-- START OF ROWS --

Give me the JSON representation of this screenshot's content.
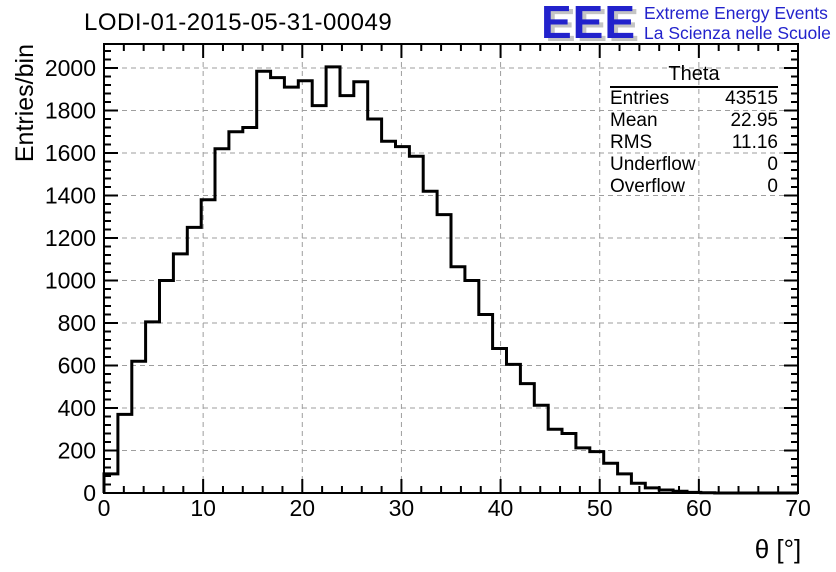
{
  "title": "LODI-01-2015-05-31-00049",
  "logo": {
    "acronym": "EEE",
    "line1": "Extreme Energy Events",
    "line2": "La Scienza nelle Scuole",
    "blue": "#2222cc",
    "shadow_gray": "#c4c4c4"
  },
  "stats": {
    "title": "Theta",
    "rows": [
      {
        "label": "Entries",
        "value": "43515"
      },
      {
        "label": "Mean",
        "value": "22.95"
      },
      {
        "label": "RMS",
        "value": "11.16"
      },
      {
        "label": "Underflow",
        "value": "0"
      },
      {
        "label": "Overflow",
        "value": "0"
      }
    ]
  },
  "chart_data": {
    "type": "bar",
    "subtype": "step-histogram",
    "series_name": "Theta",
    "title": "LODI-01-2015-05-31-00049",
    "xlabel": "θ [°]",
    "ylabel": "Entries/bin",
    "xlim": [
      0,
      70
    ],
    "ylim": [
      0,
      2112
    ],
    "bin_start": 0,
    "bin_width": 1.4,
    "n_bins": 50,
    "values": [
      90,
      370,
      620,
      805,
      1000,
      1125,
      1250,
      1380,
      1620,
      1700,
      1720,
      1985,
      1955,
      1910,
      1940,
      1823,
      2005,
      1870,
      1935,
      1760,
      1655,
      1630,
      1585,
      1420,
      1310,
      1065,
      1000,
      840,
      680,
      605,
      515,
      413,
      300,
      280,
      212,
      195,
      140,
      90,
      46,
      24,
      14,
      8,
      3,
      1,
      0,
      0,
      0,
      0,
      0,
      0
    ],
    "x_major_ticks": [
      0,
      10,
      20,
      30,
      40,
      50,
      60,
      70
    ],
    "x_minor_step": 2,
    "y_major_ticks": [
      0,
      200,
      400,
      600,
      800,
      1000,
      1200,
      1400,
      1600,
      1800,
      2000
    ],
    "y_minor_step": 40,
    "grid": "dashed on major ticks",
    "legend_position": "none",
    "line_color": "#000000",
    "grid_color": "#9e9e9e"
  }
}
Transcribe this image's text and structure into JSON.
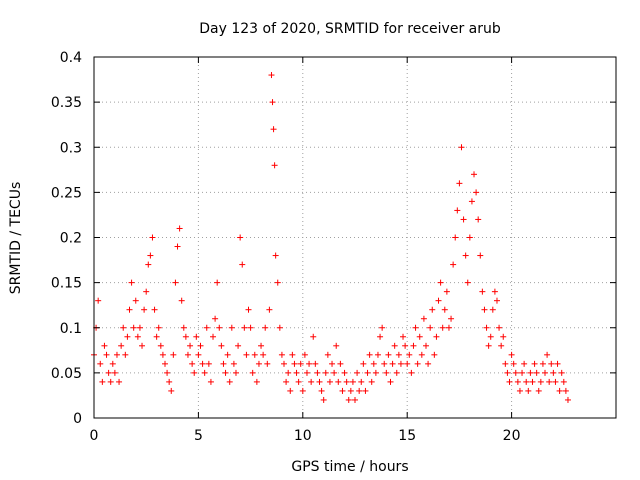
{
  "chart_data": {
    "type": "scatter",
    "title": "Day 123 of 2020, SRMTID for receiver arub",
    "xlabel": "GPS time / hours",
    "ylabel": "SRMTID / TECUs",
    "xlim": [
      0,
      25
    ],
    "ylim": [
      0,
      0.4
    ],
    "x_ticks": [
      0,
      5,
      10,
      15,
      20
    ],
    "x_tick_labels": [
      "0",
      "5",
      "10",
      "15",
      "20"
    ],
    "y_ticks": [
      0,
      0.05,
      0.1,
      0.15,
      0.2,
      0.25,
      0.3,
      0.35,
      0.4
    ],
    "y_tick_labels": [
      "0",
      "0.05",
      "0.1",
      "0.15",
      "0.2",
      "0.25",
      "0.3",
      "0.35",
      "0.4"
    ],
    "grid": true,
    "marker": "+",
    "color": "#ff0000",
    "series": [
      {
        "name": "SRMTID",
        "x": [
          0.0,
          0.1,
          0.2,
          0.3,
          0.4,
          0.5,
          0.6,
          0.7,
          0.8,
          0.9,
          1.0,
          1.1,
          1.2,
          1.3,
          1.4,
          1.5,
          1.6,
          1.7,
          1.8,
          1.9,
          2.0,
          2.1,
          2.2,
          2.3,
          2.4,
          2.5,
          2.6,
          2.7,
          2.8,
          2.9,
          3.0,
          3.1,
          3.2,
          3.3,
          3.4,
          3.5,
          3.6,
          3.7,
          3.8,
          3.9,
          4.0,
          4.1,
          4.2,
          4.3,
          4.4,
          4.5,
          4.6,
          4.7,
          4.8,
          4.9,
          5.0,
          5.1,
          5.2,
          5.3,
          5.4,
          5.5,
          5.6,
          5.7,
          5.8,
          5.9,
          6.0,
          6.1,
          6.2,
          6.3,
          6.4,
          6.5,
          6.6,
          6.7,
          6.8,
          6.9,
          7.0,
          7.1,
          7.2,
          7.3,
          7.4,
          7.5,
          7.6,
          7.7,
          7.8,
          7.9,
          8.0,
          8.1,
          8.2,
          8.3,
          8.4,
          8.5,
          8.55,
          8.6,
          8.65,
          8.7,
          8.8,
          8.9,
          9.0,
          9.1,
          9.2,
          9.3,
          9.4,
          9.5,
          9.6,
          9.7,
          9.8,
          9.9,
          10.0,
          10.1,
          10.2,
          10.3,
          10.4,
          10.5,
          10.6,
          10.7,
          10.8,
          10.9,
          11.0,
          11.1,
          11.2,
          11.3,
          11.4,
          11.5,
          11.6,
          11.7,
          11.8,
          11.9,
          12.0,
          12.1,
          12.2,
          12.3,
          12.4,
          12.5,
          12.6,
          12.7,
          12.8,
          12.9,
          13.0,
          13.1,
          13.2,
          13.3,
          13.4,
          13.5,
          13.6,
          13.7,
          13.8,
          13.9,
          14.0,
          14.1,
          14.2,
          14.3,
          14.4,
          14.5,
          14.6,
          14.7,
          14.8,
          14.9,
          15.0,
          15.1,
          15.2,
          15.3,
          15.4,
          15.5,
          15.6,
          15.7,
          15.8,
          15.9,
          16.0,
          16.1,
          16.2,
          16.3,
          16.4,
          16.5,
          16.6,
          16.7,
          16.8,
          16.9,
          17.0,
          17.1,
          17.2,
          17.3,
          17.4,
          17.5,
          17.6,
          17.7,
          17.8,
          17.9,
          18.0,
          18.1,
          18.2,
          18.3,
          18.4,
          18.5,
          18.6,
          18.7,
          18.8,
          18.9,
          19.0,
          19.1,
          19.2,
          19.3,
          19.4,
          19.5,
          19.6,
          19.7,
          19.8,
          19.9,
          20.0,
          20.1,
          20.2,
          20.3,
          20.4,
          20.5,
          20.6,
          20.7,
          20.8,
          20.9,
          21.0,
          21.1,
          21.2,
          21.3,
          21.4,
          21.5,
          21.6,
          21.7,
          21.8,
          21.9,
          22.0,
          22.1,
          22.2,
          22.3,
          22.4,
          22.5,
          22.6,
          22.7
        ],
        "y": [
          0.07,
          0.1,
          0.13,
          0.06,
          0.04,
          0.08,
          0.07,
          0.05,
          0.04,
          0.06,
          0.05,
          0.07,
          0.04,
          0.08,
          0.1,
          0.07,
          0.09,
          0.12,
          0.15,
          0.1,
          0.13,
          0.09,
          0.1,
          0.08,
          0.12,
          0.14,
          0.17,
          0.18,
          0.2,
          0.12,
          0.09,
          0.1,
          0.08,
          0.07,
          0.06,
          0.05,
          0.04,
          0.03,
          0.07,
          0.15,
          0.19,
          0.21,
          0.13,
          0.1,
          0.09,
          0.07,
          0.08,
          0.06,
          0.05,
          0.09,
          0.07,
          0.08,
          0.06,
          0.05,
          0.1,
          0.06,
          0.04,
          0.09,
          0.11,
          0.15,
          0.1,
          0.08,
          0.06,
          0.05,
          0.07,
          0.04,
          0.1,
          0.06,
          0.05,
          0.08,
          0.2,
          0.17,
          0.1,
          0.07,
          0.12,
          0.1,
          0.05,
          0.07,
          0.04,
          0.06,
          0.08,
          0.07,
          0.1,
          0.06,
          0.12,
          0.38,
          0.35,
          0.32,
          0.28,
          0.18,
          0.15,
          0.1,
          0.07,
          0.06,
          0.04,
          0.05,
          0.03,
          0.07,
          0.06,
          0.05,
          0.04,
          0.06,
          0.03,
          0.07,
          0.05,
          0.06,
          0.04,
          0.09,
          0.06,
          0.05,
          0.04,
          0.03,
          0.02,
          0.05,
          0.07,
          0.04,
          0.06,
          0.05,
          0.08,
          0.04,
          0.06,
          0.03,
          0.05,
          0.04,
          0.02,
          0.03,
          0.04,
          0.02,
          0.05,
          0.03,
          0.04,
          0.06,
          0.03,
          0.05,
          0.07,
          0.04,
          0.06,
          0.05,
          0.07,
          0.09,
          0.1,
          0.06,
          0.05,
          0.07,
          0.04,
          0.06,
          0.08,
          0.05,
          0.07,
          0.06,
          0.09,
          0.08,
          0.06,
          0.07,
          0.05,
          0.08,
          0.1,
          0.06,
          0.09,
          0.07,
          0.11,
          0.08,
          0.06,
          0.1,
          0.12,
          0.07,
          0.09,
          0.13,
          0.15,
          0.1,
          0.12,
          0.14,
          0.1,
          0.11,
          0.17,
          0.2,
          0.23,
          0.26,
          0.3,
          0.22,
          0.18,
          0.15,
          0.2,
          0.24,
          0.27,
          0.25,
          0.22,
          0.18,
          0.14,
          0.12,
          0.1,
          0.08,
          0.09,
          0.12,
          0.14,
          0.13,
          0.1,
          0.08,
          0.09,
          0.06,
          0.05,
          0.04,
          0.07,
          0.06,
          0.05,
          0.04,
          0.03,
          0.05,
          0.06,
          0.04,
          0.03,
          0.05,
          0.04,
          0.06,
          0.05,
          0.03,
          0.04,
          0.06,
          0.05,
          0.07,
          0.04,
          0.06,
          0.05,
          0.04,
          0.06,
          0.03,
          0.05,
          0.04,
          0.03,
          0.02
        ]
      }
    ]
  }
}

-- END OF ROWS --

## TASK PROMPT
Search the preceding listing for the word "ylabel" and pull out every line that holds it.

## ANSWER TO THE TASK
    "ylabel": "Entries/bin",
    "ylabel": "SRMTID / TECUs",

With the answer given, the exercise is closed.